▶ _Exercise task_
Write out all lines holding the word "Existe".

** Start **

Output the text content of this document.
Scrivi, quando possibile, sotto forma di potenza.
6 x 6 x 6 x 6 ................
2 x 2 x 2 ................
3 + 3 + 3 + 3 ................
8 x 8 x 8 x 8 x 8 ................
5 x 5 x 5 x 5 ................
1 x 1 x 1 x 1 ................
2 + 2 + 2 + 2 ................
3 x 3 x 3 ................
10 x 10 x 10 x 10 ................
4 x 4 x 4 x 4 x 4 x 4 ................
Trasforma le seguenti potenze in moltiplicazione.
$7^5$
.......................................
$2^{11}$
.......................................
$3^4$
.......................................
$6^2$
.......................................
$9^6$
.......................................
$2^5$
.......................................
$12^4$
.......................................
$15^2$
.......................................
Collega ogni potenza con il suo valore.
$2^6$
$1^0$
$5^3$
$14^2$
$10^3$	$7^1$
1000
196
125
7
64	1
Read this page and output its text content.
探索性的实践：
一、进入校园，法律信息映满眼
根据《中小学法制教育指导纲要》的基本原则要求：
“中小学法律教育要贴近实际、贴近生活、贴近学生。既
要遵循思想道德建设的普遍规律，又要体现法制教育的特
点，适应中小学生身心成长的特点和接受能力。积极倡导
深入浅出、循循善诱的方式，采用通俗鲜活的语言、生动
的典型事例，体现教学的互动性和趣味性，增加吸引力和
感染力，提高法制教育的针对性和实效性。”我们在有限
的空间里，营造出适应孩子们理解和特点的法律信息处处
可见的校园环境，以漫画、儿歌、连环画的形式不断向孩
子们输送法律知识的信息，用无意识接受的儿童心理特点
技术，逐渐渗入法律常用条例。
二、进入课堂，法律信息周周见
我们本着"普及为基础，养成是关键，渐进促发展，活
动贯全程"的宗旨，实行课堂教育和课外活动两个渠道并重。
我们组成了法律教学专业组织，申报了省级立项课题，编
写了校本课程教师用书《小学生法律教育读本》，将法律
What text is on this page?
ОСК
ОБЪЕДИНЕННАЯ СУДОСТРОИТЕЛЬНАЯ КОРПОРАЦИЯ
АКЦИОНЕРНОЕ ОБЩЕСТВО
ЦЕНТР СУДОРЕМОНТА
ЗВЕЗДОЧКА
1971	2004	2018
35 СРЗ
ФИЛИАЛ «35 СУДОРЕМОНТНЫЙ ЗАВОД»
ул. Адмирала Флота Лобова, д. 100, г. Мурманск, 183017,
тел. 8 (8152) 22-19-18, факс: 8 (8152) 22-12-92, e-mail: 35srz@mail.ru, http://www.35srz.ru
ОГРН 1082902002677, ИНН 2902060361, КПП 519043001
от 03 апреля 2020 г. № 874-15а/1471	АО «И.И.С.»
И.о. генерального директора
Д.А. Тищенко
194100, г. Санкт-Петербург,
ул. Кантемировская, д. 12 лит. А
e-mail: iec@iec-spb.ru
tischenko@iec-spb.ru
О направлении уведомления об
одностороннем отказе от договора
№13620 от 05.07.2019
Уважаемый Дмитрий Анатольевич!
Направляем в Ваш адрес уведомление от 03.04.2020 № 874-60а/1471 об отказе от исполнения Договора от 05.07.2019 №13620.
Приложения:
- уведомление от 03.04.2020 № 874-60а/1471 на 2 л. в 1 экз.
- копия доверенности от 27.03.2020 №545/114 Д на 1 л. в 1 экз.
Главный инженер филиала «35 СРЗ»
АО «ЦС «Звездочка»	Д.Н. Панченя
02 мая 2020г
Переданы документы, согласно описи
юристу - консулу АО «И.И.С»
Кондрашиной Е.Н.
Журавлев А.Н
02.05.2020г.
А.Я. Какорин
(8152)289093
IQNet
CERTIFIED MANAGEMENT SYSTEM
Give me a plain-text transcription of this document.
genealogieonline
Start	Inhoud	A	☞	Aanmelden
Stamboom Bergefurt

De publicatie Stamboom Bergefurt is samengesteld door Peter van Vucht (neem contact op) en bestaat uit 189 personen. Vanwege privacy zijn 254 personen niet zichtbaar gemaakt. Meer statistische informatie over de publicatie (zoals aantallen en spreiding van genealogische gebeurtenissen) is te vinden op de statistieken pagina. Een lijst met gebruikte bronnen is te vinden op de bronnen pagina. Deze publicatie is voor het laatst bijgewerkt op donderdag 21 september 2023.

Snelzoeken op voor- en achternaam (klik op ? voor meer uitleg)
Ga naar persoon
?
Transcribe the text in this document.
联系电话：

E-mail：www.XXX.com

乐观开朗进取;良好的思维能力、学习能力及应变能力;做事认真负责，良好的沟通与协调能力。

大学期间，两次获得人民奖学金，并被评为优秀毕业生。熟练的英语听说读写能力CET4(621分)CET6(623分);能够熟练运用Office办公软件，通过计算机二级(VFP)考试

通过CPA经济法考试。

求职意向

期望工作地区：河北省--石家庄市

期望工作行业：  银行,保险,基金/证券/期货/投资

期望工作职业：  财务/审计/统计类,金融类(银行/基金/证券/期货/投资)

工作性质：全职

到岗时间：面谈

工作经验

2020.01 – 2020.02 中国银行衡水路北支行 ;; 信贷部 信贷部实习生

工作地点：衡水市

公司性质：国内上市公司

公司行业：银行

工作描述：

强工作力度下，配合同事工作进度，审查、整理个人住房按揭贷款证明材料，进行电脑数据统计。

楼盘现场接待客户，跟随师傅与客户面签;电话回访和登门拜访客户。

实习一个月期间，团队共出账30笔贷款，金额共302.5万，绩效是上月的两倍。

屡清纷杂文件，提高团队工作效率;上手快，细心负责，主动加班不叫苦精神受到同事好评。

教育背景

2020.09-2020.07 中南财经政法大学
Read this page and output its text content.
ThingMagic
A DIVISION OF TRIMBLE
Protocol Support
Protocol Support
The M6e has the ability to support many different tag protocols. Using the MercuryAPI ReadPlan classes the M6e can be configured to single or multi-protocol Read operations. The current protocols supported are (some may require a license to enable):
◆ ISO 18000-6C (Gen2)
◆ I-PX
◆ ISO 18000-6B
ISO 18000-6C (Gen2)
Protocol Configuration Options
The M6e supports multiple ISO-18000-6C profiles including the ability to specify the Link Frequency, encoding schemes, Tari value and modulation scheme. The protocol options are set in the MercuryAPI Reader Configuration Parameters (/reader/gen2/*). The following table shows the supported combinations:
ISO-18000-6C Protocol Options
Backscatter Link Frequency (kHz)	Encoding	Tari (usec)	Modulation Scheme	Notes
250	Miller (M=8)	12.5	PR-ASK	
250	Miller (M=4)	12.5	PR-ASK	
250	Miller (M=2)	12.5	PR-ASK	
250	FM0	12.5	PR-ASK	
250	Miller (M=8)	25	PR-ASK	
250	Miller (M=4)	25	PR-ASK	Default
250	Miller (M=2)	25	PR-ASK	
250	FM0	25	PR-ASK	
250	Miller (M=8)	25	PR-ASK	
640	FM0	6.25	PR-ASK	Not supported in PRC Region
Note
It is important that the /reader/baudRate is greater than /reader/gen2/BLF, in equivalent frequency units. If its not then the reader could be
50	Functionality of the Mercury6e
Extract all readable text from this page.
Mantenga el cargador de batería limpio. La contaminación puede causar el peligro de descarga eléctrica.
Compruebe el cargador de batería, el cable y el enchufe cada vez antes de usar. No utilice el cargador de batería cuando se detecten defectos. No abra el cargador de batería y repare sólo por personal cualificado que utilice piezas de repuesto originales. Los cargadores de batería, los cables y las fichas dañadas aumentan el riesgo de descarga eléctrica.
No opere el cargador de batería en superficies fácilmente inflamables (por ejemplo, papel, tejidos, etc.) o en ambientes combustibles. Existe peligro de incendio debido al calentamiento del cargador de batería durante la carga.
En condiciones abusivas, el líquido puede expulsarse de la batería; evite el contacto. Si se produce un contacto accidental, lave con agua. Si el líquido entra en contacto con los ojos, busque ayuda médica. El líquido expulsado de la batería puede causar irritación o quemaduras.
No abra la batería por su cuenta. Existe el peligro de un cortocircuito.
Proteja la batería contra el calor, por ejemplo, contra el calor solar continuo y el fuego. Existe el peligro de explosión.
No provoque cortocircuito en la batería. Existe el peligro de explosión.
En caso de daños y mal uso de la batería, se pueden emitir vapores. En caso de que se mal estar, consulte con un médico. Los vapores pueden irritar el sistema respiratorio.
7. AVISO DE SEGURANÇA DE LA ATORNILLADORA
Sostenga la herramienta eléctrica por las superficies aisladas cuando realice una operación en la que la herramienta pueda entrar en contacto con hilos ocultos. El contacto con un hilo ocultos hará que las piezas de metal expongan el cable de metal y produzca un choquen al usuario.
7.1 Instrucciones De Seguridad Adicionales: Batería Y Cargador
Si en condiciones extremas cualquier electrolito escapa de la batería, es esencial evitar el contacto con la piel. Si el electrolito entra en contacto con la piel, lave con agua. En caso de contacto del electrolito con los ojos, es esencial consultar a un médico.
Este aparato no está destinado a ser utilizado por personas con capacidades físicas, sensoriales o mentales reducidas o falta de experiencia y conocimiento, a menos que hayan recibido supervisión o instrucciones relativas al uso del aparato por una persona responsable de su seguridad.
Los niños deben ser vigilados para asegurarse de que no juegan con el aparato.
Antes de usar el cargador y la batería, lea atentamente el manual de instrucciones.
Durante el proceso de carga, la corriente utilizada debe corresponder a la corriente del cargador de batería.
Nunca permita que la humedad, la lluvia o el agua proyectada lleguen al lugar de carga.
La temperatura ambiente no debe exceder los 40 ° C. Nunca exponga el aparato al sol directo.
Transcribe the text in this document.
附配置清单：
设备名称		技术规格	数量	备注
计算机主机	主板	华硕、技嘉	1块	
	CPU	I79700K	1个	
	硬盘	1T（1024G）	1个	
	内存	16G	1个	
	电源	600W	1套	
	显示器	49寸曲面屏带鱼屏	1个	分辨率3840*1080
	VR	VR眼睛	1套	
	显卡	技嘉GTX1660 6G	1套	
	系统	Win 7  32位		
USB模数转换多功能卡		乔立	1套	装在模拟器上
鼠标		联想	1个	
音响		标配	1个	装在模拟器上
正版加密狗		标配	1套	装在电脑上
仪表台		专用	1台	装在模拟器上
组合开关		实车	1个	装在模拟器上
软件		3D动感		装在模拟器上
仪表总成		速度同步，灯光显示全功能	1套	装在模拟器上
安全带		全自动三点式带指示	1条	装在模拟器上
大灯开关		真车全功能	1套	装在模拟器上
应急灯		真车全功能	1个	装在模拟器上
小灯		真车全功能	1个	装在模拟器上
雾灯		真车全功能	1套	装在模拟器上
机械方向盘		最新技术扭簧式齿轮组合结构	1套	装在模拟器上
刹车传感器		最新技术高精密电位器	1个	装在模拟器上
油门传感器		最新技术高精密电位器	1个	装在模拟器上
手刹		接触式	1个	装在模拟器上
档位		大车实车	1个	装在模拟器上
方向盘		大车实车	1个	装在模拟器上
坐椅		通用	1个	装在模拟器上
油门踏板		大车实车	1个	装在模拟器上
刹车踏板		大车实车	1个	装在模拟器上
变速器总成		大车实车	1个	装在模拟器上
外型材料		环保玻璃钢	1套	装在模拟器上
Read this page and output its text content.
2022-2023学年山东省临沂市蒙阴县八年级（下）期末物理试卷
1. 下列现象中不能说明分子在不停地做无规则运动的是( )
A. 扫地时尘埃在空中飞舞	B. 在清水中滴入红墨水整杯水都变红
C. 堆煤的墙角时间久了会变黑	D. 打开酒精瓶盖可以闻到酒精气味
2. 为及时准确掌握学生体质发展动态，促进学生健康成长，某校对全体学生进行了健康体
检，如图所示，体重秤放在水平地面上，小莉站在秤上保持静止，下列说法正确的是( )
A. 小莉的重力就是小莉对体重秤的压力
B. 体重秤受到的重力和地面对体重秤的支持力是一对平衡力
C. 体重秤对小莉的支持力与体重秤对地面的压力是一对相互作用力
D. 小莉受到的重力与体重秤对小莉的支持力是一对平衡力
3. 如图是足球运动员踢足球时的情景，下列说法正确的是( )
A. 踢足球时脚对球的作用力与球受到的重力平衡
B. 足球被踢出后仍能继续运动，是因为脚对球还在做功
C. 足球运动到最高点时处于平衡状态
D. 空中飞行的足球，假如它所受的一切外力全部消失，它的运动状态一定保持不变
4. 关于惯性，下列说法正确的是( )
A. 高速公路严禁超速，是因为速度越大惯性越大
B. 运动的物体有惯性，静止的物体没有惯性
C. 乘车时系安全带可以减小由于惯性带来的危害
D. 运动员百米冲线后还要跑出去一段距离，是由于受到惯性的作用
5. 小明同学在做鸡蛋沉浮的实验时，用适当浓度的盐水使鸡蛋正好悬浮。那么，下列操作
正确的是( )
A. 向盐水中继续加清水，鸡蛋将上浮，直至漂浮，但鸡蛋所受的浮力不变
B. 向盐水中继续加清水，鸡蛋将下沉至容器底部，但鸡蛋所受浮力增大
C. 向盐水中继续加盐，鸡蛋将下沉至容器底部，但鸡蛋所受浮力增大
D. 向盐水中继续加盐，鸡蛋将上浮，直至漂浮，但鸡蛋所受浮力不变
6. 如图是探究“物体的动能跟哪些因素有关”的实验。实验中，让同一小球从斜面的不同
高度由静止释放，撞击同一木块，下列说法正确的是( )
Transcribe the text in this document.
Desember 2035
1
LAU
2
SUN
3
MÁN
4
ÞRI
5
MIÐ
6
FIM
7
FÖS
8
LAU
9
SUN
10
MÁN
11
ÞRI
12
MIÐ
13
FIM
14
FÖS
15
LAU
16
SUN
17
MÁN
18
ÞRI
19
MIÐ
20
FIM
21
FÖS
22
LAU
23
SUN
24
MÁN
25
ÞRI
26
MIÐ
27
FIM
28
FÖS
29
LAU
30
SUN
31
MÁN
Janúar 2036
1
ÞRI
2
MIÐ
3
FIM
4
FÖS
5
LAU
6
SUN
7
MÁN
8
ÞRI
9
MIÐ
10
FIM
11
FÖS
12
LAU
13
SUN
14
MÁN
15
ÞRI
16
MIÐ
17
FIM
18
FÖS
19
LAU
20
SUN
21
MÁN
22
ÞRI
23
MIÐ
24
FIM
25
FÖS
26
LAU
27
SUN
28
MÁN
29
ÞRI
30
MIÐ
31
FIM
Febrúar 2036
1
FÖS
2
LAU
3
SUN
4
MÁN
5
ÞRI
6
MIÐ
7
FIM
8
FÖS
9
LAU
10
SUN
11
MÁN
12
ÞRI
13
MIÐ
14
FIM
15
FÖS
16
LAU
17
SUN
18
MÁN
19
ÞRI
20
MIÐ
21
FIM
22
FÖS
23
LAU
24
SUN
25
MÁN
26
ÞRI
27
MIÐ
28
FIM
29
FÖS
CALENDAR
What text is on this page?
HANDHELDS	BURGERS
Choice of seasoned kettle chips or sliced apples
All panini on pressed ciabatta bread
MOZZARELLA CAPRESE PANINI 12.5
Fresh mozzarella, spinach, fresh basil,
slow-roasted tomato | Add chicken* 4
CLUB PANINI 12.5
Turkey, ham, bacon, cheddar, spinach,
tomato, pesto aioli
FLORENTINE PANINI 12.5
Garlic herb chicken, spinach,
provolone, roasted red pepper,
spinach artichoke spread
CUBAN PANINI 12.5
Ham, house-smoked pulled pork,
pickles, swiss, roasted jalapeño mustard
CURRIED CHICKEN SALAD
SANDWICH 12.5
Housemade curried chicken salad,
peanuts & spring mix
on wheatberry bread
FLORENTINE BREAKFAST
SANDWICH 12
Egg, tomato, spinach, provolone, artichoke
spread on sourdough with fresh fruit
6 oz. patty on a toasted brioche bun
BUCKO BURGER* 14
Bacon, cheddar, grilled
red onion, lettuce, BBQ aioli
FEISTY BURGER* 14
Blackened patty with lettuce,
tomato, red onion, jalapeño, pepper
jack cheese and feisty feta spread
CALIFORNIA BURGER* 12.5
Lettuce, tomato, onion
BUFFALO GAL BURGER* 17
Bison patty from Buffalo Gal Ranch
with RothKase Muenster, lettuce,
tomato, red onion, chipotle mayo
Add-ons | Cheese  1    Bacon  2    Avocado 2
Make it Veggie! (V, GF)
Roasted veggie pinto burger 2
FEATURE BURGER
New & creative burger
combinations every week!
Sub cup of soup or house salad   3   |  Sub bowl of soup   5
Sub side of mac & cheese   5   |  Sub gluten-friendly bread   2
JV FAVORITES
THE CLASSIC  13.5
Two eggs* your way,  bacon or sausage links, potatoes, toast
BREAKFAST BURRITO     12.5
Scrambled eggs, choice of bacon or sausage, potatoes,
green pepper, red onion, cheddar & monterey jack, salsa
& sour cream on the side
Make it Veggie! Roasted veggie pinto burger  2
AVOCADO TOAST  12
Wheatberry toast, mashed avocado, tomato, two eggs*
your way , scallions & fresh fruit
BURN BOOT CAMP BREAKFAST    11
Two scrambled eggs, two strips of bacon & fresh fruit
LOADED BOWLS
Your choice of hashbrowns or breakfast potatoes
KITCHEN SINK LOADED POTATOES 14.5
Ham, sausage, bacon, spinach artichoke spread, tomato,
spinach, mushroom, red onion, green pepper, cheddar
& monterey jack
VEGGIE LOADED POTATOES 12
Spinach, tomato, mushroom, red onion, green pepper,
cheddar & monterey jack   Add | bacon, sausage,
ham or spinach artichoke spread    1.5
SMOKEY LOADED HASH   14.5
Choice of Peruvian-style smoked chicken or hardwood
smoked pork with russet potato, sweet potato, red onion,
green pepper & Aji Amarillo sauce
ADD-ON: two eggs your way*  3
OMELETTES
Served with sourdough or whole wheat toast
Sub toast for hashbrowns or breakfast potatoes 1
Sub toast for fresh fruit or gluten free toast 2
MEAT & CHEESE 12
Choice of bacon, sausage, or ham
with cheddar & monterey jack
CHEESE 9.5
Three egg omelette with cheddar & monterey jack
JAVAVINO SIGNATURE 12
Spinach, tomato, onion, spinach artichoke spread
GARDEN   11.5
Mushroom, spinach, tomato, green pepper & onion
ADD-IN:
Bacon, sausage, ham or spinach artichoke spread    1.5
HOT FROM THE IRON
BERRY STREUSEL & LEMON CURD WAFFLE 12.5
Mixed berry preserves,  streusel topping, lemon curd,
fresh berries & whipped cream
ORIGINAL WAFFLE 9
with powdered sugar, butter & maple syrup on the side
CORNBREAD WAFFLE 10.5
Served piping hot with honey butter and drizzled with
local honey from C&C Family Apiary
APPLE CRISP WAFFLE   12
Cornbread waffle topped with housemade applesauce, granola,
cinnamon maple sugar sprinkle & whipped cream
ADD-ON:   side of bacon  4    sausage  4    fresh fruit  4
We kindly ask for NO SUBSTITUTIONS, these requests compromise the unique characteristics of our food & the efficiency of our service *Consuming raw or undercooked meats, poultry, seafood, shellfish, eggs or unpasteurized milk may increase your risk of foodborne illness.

** End **

▶ _Answer to this exercise_
No opere el cargador de batería en superficies fácilmente inflamables (por ejemplo, papel, tejidos, etc.) o en ambientes combustibles. Existe peligro de incendio debido al calentamiento del cargador de batería durante la carga.
No abra la batería por su cuenta. Existe el peligro de un cortocircuito.
Proteja la batería contra el calor, por ejemplo, contra el calor solar continuo y el fuego. Existe el peligro de explosión.
No provoque cortocircuito en la batería. Existe el peligro de explosión.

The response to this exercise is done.